Direction -
From the listing below, pull out the lines that hold "title".
========
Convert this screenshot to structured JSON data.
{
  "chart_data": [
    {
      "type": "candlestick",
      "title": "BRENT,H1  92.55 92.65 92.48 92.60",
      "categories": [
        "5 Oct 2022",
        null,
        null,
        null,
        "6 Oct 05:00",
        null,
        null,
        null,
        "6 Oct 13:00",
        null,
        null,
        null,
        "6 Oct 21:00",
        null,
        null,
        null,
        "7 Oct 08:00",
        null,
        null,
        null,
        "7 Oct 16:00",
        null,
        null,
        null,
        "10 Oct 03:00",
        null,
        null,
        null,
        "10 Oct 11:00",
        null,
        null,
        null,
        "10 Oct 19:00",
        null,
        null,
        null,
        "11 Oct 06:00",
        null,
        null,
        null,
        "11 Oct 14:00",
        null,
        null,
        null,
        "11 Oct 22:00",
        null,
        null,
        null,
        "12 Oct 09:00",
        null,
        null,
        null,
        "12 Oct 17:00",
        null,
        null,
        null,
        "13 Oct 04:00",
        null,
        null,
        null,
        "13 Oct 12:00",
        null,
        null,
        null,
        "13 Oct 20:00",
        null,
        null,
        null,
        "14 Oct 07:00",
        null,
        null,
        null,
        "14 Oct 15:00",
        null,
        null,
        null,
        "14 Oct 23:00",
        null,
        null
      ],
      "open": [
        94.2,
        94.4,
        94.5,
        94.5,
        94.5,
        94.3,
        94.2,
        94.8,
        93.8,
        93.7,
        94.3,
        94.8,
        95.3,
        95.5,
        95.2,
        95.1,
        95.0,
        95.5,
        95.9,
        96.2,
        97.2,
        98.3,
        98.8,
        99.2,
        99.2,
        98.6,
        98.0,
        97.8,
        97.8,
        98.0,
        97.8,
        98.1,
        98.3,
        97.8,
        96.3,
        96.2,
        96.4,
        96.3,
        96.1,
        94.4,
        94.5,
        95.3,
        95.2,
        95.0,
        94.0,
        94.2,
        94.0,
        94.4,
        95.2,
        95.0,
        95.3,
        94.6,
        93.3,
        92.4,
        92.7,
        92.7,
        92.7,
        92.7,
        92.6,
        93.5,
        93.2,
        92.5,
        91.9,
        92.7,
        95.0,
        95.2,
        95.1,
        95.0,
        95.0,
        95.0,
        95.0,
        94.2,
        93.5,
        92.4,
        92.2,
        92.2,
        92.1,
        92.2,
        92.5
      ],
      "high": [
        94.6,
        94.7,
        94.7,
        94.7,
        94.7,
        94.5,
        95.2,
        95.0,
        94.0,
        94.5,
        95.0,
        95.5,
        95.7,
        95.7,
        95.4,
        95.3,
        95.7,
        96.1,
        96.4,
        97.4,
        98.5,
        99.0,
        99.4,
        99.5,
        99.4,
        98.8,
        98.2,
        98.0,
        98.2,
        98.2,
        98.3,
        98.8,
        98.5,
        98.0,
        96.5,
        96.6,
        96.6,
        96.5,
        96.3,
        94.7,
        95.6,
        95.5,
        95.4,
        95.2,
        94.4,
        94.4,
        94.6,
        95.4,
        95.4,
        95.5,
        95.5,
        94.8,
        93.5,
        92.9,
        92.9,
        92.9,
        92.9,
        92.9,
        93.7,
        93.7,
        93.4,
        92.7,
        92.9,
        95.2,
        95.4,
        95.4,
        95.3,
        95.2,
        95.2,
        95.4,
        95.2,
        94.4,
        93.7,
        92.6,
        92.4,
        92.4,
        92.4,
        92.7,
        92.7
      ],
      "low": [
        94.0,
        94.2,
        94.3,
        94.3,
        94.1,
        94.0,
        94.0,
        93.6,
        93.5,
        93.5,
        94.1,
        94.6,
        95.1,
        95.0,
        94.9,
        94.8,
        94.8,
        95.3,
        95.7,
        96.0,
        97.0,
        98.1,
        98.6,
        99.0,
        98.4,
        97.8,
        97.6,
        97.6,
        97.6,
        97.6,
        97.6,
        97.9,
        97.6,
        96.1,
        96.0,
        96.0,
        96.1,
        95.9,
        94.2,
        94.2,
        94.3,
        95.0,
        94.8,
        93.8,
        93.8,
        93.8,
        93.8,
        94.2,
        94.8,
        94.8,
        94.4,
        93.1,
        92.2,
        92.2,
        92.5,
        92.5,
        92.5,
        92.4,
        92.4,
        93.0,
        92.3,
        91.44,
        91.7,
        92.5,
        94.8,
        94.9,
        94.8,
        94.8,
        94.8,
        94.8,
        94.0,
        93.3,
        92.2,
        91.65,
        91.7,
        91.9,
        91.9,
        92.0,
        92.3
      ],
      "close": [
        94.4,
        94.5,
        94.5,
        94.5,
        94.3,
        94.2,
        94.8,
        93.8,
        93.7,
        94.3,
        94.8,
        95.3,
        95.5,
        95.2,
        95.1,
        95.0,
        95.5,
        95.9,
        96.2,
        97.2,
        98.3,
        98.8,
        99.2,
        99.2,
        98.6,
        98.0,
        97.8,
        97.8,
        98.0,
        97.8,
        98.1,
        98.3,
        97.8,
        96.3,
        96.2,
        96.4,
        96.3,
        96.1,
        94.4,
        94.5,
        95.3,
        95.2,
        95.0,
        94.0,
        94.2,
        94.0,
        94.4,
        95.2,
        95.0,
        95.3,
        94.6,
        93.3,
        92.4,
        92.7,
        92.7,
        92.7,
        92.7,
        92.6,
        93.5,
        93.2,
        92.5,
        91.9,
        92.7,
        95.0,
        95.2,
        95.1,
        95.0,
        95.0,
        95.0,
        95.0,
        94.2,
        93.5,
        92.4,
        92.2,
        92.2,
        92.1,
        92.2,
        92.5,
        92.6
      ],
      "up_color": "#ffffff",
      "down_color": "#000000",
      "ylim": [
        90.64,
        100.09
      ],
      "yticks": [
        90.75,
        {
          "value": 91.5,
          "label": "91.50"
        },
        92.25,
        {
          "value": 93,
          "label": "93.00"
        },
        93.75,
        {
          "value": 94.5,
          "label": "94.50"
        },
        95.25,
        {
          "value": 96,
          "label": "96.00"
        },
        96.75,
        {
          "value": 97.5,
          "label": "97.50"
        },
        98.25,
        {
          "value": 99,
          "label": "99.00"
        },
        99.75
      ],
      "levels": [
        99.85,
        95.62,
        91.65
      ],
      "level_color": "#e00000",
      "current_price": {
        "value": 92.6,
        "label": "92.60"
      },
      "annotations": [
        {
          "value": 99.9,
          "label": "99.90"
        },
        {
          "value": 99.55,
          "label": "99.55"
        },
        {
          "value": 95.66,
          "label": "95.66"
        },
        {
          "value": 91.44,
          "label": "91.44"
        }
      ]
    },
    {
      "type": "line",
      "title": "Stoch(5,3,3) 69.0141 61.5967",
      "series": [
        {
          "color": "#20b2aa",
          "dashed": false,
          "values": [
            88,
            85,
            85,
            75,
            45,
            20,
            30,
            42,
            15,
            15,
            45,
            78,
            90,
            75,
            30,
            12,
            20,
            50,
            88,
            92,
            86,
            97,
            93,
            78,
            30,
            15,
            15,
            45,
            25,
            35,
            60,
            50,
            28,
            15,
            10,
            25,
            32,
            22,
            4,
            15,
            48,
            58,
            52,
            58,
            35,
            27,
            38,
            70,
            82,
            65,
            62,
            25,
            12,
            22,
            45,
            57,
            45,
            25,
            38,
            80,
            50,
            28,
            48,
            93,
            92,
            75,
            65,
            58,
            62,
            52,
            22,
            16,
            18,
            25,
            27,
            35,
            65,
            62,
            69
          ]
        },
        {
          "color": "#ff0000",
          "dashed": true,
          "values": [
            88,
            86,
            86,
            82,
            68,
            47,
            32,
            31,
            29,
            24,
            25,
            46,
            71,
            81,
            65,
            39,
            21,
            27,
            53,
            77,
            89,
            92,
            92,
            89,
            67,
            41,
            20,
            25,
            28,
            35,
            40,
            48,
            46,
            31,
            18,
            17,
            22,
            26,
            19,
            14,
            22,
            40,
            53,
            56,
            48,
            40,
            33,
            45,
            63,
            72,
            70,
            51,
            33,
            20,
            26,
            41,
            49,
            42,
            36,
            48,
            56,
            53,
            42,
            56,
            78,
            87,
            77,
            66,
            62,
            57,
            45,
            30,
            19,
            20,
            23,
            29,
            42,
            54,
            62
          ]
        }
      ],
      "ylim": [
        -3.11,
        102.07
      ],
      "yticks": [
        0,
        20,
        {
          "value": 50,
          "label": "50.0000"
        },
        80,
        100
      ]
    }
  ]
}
========
The response -
      "title": "BRENT,H1  92.55 92.65 92.48 92.60",
      "title": "Stoch(5,3,3) 69.0141 61.5967",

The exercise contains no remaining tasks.